- [Records provided]
+ + + + + + +
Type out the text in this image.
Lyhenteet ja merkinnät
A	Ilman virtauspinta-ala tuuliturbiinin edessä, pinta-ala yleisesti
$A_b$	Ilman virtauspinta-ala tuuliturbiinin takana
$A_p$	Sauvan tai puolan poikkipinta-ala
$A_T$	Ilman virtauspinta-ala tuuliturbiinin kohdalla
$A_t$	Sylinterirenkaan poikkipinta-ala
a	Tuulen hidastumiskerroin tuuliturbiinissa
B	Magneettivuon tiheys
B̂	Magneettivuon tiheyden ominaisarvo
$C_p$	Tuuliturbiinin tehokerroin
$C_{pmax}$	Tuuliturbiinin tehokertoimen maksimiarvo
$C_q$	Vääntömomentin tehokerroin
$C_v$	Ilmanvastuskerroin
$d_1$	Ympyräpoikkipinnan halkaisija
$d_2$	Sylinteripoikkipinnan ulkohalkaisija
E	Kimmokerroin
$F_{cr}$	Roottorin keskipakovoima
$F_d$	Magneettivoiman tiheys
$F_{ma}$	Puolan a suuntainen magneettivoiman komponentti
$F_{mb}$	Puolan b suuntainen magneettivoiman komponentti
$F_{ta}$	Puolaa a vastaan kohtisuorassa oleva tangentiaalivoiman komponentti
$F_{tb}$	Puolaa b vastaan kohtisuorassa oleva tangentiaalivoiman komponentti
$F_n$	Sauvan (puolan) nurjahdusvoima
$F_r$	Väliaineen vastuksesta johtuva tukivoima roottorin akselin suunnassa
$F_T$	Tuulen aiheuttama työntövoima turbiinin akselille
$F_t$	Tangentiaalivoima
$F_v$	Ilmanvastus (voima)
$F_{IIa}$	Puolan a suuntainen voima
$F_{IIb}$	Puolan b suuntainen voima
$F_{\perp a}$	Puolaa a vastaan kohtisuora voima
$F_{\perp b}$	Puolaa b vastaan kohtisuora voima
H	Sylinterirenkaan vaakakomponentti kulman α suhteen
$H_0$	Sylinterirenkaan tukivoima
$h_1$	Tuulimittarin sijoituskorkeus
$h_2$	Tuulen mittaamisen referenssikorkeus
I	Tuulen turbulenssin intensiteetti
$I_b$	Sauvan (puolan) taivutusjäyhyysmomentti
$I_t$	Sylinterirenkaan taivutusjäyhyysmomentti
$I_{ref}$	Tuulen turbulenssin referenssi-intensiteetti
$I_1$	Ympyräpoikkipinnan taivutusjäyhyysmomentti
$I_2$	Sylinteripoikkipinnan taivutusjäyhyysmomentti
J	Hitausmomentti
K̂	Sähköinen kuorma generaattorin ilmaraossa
+ + + + + + +
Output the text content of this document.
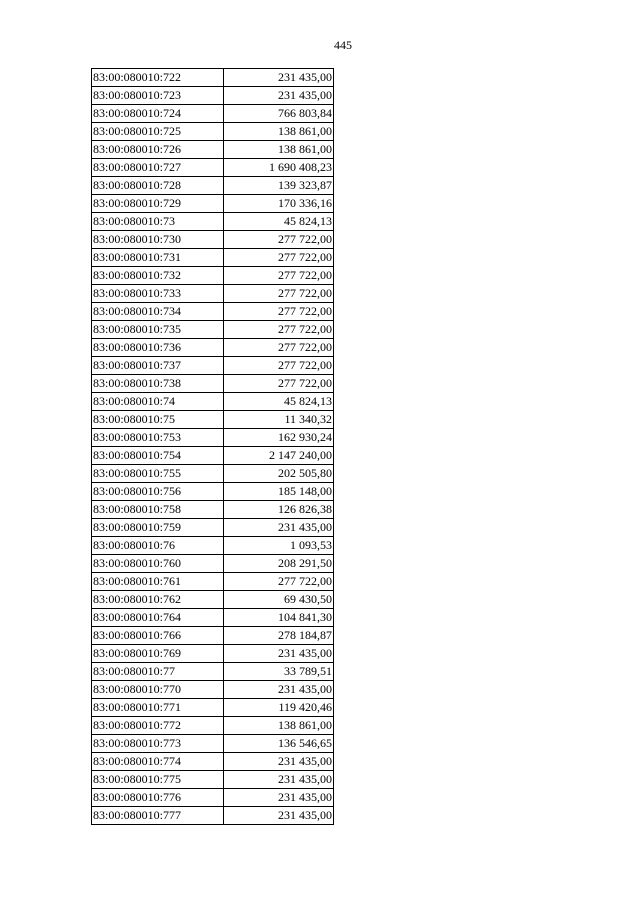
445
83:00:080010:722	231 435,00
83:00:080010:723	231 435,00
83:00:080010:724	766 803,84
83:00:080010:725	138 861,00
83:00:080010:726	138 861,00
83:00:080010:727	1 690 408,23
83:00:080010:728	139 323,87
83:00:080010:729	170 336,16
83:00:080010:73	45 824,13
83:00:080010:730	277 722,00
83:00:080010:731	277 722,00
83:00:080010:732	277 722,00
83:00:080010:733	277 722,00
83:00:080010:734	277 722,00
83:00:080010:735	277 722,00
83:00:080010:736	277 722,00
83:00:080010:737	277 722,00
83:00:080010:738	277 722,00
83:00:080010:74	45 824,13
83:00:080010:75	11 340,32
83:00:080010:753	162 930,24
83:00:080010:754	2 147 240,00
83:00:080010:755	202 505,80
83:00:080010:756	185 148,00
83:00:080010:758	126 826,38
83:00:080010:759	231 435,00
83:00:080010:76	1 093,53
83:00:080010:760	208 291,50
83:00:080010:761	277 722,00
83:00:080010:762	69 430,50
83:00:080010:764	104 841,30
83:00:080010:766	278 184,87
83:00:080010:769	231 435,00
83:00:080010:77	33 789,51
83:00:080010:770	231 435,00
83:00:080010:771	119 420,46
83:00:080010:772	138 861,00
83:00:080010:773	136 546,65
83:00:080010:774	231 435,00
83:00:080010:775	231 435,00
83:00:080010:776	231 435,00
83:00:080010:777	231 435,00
+ + + + + + +
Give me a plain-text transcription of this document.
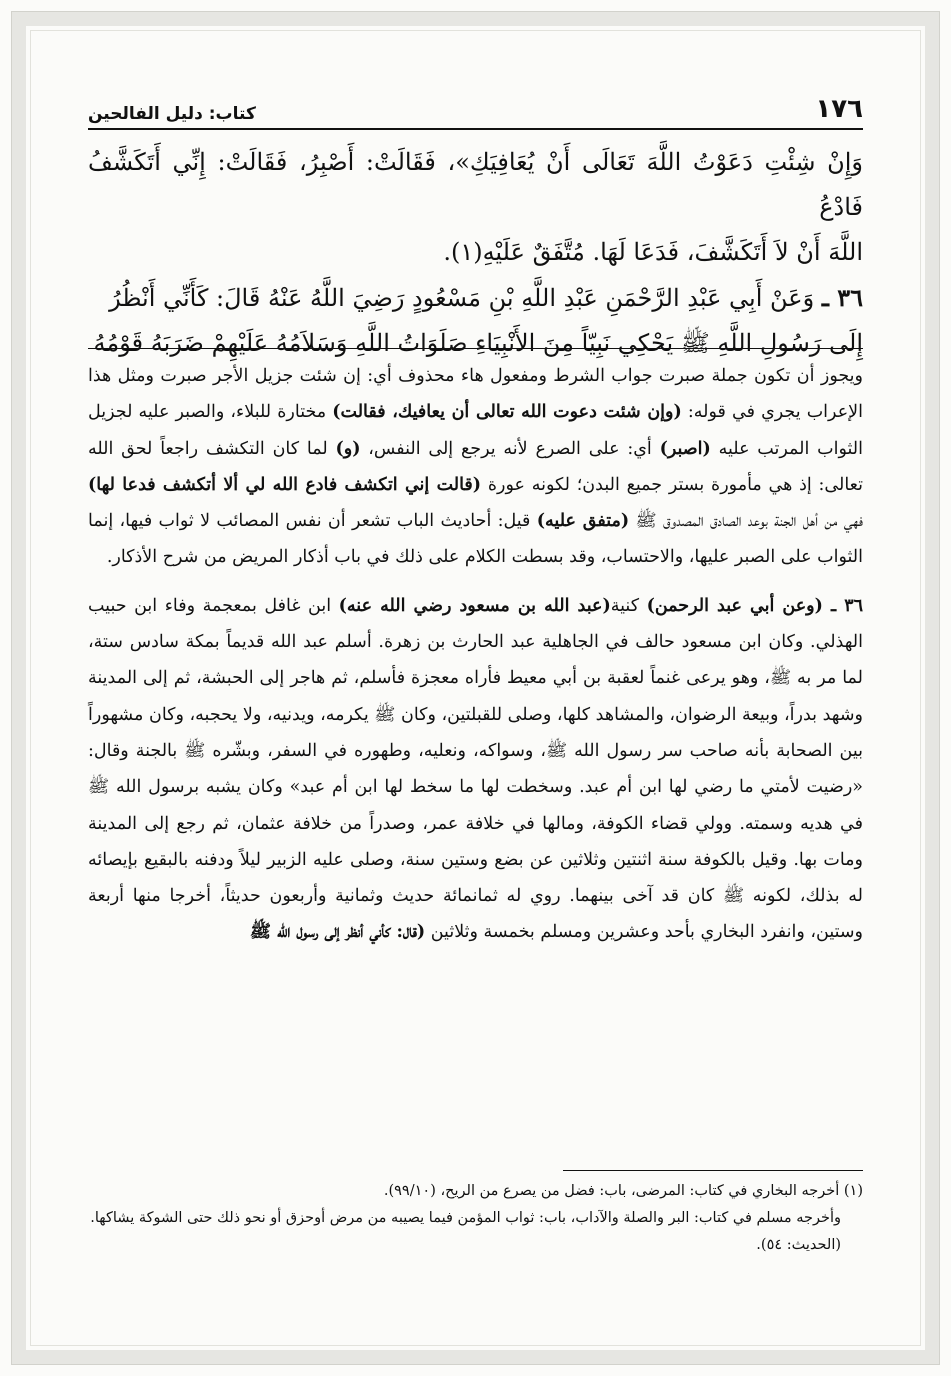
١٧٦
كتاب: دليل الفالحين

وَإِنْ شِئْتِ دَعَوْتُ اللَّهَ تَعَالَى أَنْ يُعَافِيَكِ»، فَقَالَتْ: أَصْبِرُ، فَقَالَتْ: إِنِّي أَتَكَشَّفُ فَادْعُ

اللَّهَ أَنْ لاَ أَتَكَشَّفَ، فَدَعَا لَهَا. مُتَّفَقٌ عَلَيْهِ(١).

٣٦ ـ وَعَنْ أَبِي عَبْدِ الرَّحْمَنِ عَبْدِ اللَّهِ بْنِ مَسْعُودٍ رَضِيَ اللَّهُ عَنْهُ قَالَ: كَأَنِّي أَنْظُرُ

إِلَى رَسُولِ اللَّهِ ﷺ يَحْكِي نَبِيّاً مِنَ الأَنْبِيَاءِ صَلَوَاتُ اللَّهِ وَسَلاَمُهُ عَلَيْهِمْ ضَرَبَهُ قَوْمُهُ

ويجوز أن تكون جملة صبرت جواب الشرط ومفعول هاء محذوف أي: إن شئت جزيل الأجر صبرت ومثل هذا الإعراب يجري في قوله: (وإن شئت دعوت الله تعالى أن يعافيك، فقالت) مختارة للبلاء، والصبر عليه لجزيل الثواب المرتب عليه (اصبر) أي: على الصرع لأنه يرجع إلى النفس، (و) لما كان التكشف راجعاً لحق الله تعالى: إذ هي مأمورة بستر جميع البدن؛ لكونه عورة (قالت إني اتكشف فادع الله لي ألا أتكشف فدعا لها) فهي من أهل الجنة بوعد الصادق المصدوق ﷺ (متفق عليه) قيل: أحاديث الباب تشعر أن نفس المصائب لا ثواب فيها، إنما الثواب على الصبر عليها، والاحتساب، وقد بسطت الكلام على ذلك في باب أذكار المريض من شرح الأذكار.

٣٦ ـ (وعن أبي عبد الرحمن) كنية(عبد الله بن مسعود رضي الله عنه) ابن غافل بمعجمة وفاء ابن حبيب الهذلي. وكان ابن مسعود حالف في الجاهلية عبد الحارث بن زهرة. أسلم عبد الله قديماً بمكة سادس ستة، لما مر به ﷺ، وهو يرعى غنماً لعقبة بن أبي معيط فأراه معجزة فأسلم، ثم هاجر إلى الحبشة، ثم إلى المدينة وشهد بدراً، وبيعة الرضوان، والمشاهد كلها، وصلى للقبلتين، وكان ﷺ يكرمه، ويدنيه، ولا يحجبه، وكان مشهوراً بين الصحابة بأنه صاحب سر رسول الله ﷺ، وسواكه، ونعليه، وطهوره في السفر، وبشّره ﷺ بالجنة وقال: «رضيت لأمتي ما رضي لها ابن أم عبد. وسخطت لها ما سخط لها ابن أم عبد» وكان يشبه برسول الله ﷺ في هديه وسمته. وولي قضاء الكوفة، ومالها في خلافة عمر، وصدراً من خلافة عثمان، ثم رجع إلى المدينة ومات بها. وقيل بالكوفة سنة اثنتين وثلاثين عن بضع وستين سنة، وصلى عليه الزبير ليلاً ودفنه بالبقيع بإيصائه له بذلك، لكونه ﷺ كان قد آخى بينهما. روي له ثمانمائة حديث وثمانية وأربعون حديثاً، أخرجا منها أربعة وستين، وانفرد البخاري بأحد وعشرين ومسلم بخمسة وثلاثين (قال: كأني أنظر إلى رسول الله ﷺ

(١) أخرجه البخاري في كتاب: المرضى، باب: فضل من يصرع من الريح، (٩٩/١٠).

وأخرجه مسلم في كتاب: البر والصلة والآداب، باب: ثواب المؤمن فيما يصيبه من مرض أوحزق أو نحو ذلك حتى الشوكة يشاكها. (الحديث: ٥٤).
+ + + + + + +
- [Task instructions] Using the records above, find and show each line with the string "Ympyräpoikkipinnan".

- [Answer to this problem]
$d_1$	Ympyräpoikkipinnan halkaisija
$I_1$	Ympyräpoikkipinnan taivutusjäyhyysmomentti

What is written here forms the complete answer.